Figure content listings:
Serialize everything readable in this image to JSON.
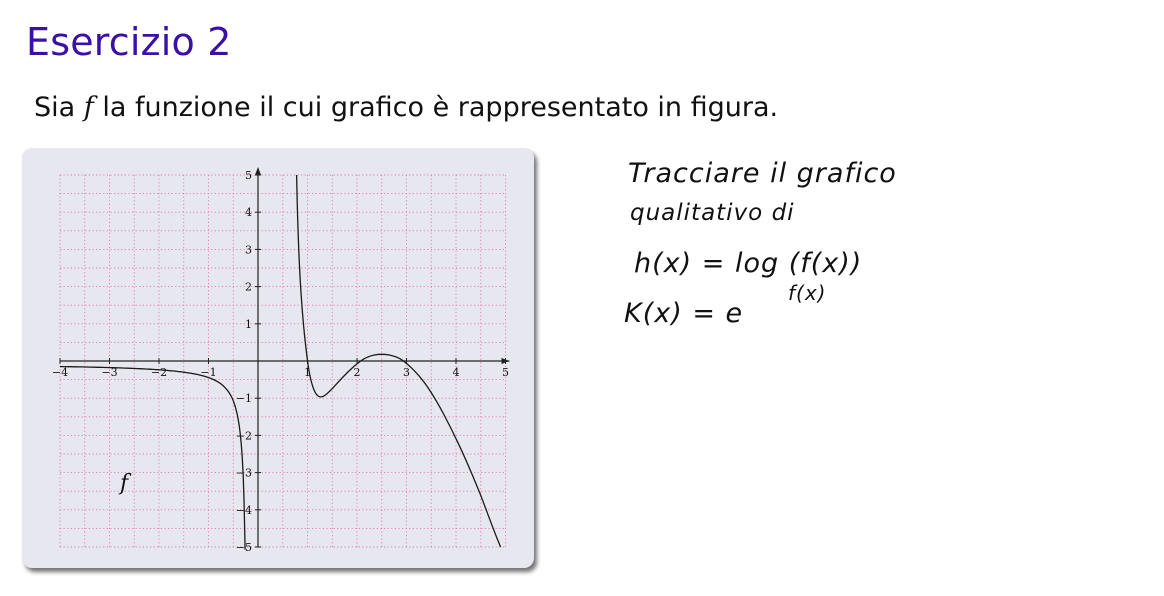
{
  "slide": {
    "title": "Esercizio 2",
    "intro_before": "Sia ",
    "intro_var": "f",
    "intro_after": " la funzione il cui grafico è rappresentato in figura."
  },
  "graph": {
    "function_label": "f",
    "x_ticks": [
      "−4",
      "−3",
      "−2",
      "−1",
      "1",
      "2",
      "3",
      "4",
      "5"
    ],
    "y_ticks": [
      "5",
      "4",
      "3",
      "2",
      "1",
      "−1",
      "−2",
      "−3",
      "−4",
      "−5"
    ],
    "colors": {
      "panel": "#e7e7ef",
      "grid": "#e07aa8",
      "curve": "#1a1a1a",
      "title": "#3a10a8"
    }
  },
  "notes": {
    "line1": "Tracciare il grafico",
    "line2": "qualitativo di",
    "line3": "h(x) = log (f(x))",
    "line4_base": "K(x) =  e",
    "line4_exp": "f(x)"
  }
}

Exercise task>
Set down the complete material exactly, but do not include the images.

Answer to this task>
Serialize everything readable in this image to JSON.
{
  "slide": {
    "title": "Esercizio 2",
    "intro_before": "Sia ",
    "intro_var": "f",
    "intro_after": " la funzione il cui grafico è rappresentato in figura."
  },
  "graph": {
    "function_label": "f",
    "x_ticks": [
      "−4",
      "−3",
      "−2",
      "−1",
      "1",
      "2",
      "3",
      "4",
      "5"
    ],
    "y_ticks": [
      "5",
      "4",
      "3",
      "2",
      "1",
      "−1",
      "−2",
      "−3",
      "−4",
      "−5"
    ],
    "colors": {
      "panel": "#e7e7ef",
      "grid": "#e07aa8",
      "curve": "#1a1a1a",
      "title": "#3a10a8"
    }
  },
  "notes": {
    "line1": "Tracciare il grafico",
    "line2": "qualitativo di",
    "line3": "h(x) = log (f(x))",
    "line4_base": "K(x) =  e",
    "line4_exp": "f(x)"
  }
}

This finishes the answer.